What is required - All lines from the one containing "Extract all readable text from this page." through the final line of the records below should be reproduced exactly, with the pictures left out.

Input records -
■ ■ ■ ■

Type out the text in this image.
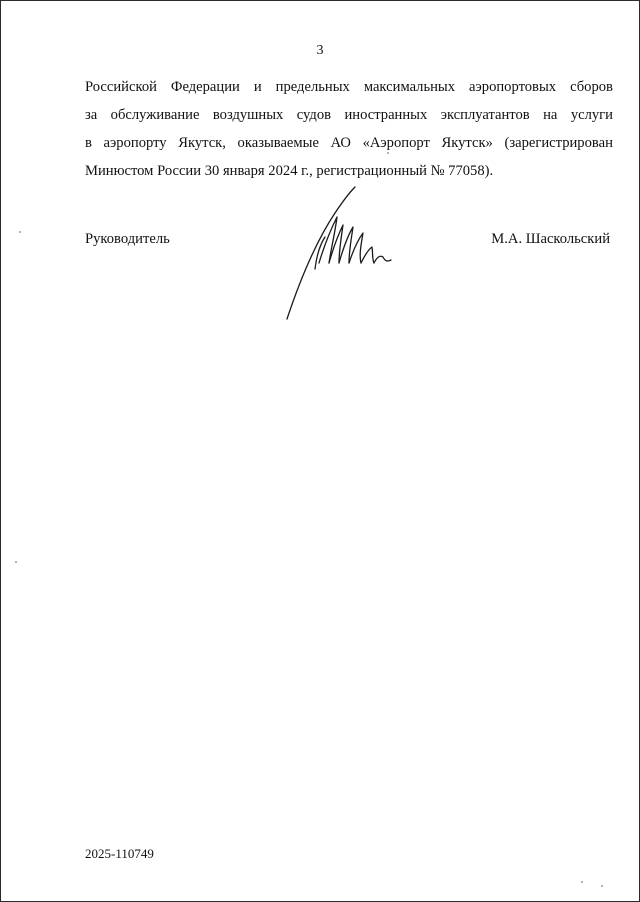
3
Российской Федерации и предельных максимальных аэропортовых сборов
за обслуживание воздушных судов иностранных эксплуатантов на услуги
в аэропорту Якутск, оказываемые АО «Аэропорт Якутск» (зарегистрирован
Минюстом России 30 января 2024 г., регистрационный № 77058).
Руководитель	М.А. Шаскольский
2025-110749
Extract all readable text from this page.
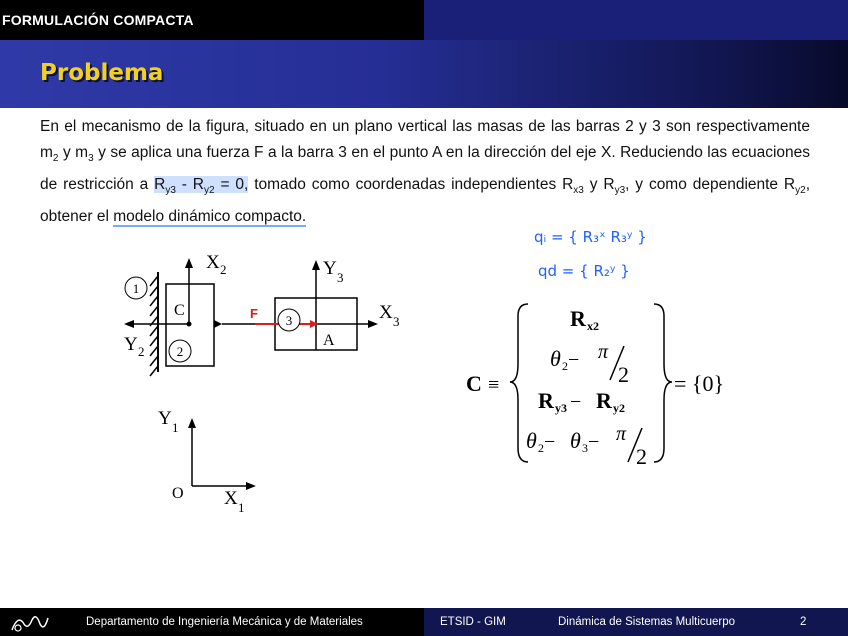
FORMULACIÓN COMPACTA
Problema

En el mecanismo de la figura, situado en un plano vertical las masas de las barras 2 y 3 son respectivamente $m_2$ y $m_3$ y se aplica una fuerza F a la barra 3 en el punto A en la dirección del eje X. Reduciendo las ecuaciones de restricción a $R_{y3} - R_{y2} = 0$, tomado como coordenadas independientes $R_{x3}$ y $R_{y3}$, y como dependiente $R_{y2}$, obtener el modelo dinámico compacto.

qᵢ = { R₃ˣ R₃ʸ }
qd = { R₂ʸ }
1
2
3
C
A
F
X 2
Y 2
X 3
Y 3
Y 1
X 1
O
C ≡
R x2
θ 2 − π
2
R y3 − R y2
θ 2 − θ 3 − π
2
= {0}
Departamento de Ingeniería Mecánica y de Materiales	ETSID - GIM	Dinámica de Sistemas Multicuerpo	2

■ ■ ■ ■

Answer -
Extract all readable text from this page.
FORMULACIÓN COMPACTA
Problema

En el mecanismo de la figura, situado en un plano vertical las masas de las barras 2 y 3 son respectivamente $m_2$ y $m_3$ y se aplica una fuerza F a la barra 3 en el punto A en la dirección del eje X. Reduciendo las ecuaciones de restricción a $R_{y3} - R_{y2} = 0$, tomado como coordenadas independientes $R_{x3}$ y $R_{y3}$, y como dependiente $R_{y2}$, obtener el modelo dinámico compacto.

qᵢ = { R₃ˣ R₃ʸ }
qd = { R₂ʸ }
1
2
3
C
A
F
X 2
Y 2
X 3
Y 3
Y 1
X 1
O
C ≡
R x2
θ 2 − π
2
R y3 − R y2
θ 2 − θ 3 − π
2
= {0}
Departamento de Ingeniería Mecánica y de Materiales	ETSID - GIM	Dinámica de Sistemas Multicuerpo	2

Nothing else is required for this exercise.